== What the task requires ==
Only the number is wanted: how many lines in the data contain "ffffff"?

-- Begin --

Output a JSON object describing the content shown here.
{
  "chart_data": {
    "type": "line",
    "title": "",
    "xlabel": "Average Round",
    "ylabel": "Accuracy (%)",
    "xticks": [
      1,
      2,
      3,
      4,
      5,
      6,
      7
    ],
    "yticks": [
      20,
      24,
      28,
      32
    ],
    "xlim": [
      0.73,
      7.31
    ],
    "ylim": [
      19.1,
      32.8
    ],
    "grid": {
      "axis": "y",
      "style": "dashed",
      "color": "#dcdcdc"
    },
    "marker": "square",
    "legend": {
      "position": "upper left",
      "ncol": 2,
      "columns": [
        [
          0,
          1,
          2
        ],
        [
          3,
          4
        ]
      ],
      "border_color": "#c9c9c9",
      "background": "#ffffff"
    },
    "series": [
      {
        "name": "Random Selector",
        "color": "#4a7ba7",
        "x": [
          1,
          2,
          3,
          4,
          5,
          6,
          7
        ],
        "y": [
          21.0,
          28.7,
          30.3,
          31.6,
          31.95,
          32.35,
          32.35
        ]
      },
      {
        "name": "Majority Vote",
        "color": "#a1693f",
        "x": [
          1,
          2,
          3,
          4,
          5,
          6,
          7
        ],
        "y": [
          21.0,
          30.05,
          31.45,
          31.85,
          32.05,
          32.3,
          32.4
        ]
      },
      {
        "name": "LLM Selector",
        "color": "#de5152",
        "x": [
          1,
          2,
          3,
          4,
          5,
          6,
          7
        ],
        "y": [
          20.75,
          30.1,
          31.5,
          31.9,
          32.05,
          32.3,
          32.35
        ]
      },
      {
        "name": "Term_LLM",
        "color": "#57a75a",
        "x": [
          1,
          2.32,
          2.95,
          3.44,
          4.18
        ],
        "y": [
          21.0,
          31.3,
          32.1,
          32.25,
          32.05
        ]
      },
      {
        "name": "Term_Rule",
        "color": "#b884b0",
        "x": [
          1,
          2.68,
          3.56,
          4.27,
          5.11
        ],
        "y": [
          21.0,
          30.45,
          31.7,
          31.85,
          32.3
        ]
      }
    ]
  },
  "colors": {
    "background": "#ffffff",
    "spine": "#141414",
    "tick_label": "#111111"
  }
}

-- End --

== Solved exercise ==
2